### The request
Decide whether each statement below agrees with the patent discussion, answering yes or no and quoting the words that settle it: (a) the brake shop owner lost the case in Mesa, AZ; (b) the quoted law allows a patent for a new and useful improvement; (c) one comment proposes that land left unbuilt for 2 years should be taken from its owner.

** Start Passage provided **

Of course you can patent a process.

35 U.S.C. 101 Inventions patentable.

Whoever invents or discovers any new and useful process, machine, manufacture, or composition of matter, or any new and useful improvement thereof, may obtain a patent therefor, subject to the conditions and requirements of this title.
 
Agree, this should also apply to any property. For example if you own a land but you don't build on it within 2 years then you should lose the ownership. Same if you own more than one car, and you keep one in the garage unused for more than 2 years.

Ridiculous. You define proper use of land as building on it? What if I just want to leave it as is for my own pleasure? What if I believe it's value will increase over time and I want to wait to sell it for that reason? Your logic is being used to take and or attempt to take property all over the country. I believe it was upheld by the supreme courting Providence, RI to take waterfront homes from people so that a private developer could build a freaking shopping center. Luckily, it was knoced back a few steps in a case in Mesa, AZ where a hardware shop owner tried to move his mid block store to the corner lot used by a brake shop because he clamied he would make better use of the property. The brake shop owner prevailed, but it is only a matter of time before power and money get the supreme court they want to claim we are all just squatters on the rich man's plantation. Now, I don't agree with patent squatting if it limits the actual development of products and technology. Houever, I believe all apple needed to do was negotiate a fair price for the use of the patent. So the real question becomes is the settlement amount fair?
 
It is crazy out there. But if people can't patent their work, what's the motivation to do it if others can just wait for you to innovate, then copy your whole process?

** End Passage provided **
** Start Provided data **

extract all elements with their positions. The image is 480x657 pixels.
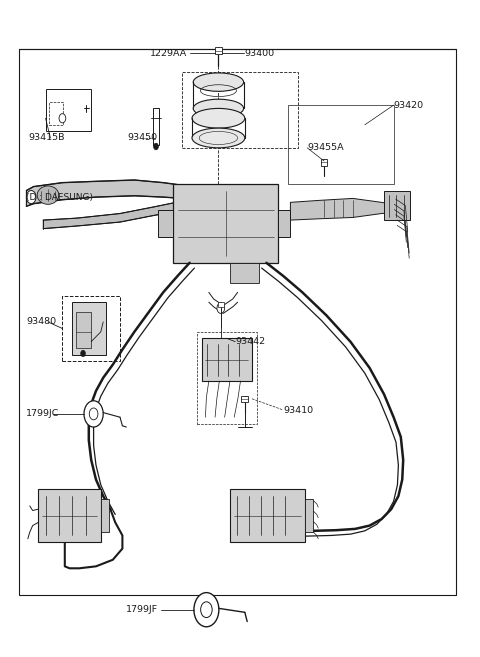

** End Provided data **

### Reply to the task
(a) No: "The brake shop owner prevailed"
(b) Yes: "or any new and useful improvement thereof, may obtain a patent therefor"
(c) Yes: "if you own a land but you don't build on it within 2 years then you should lose the ownership"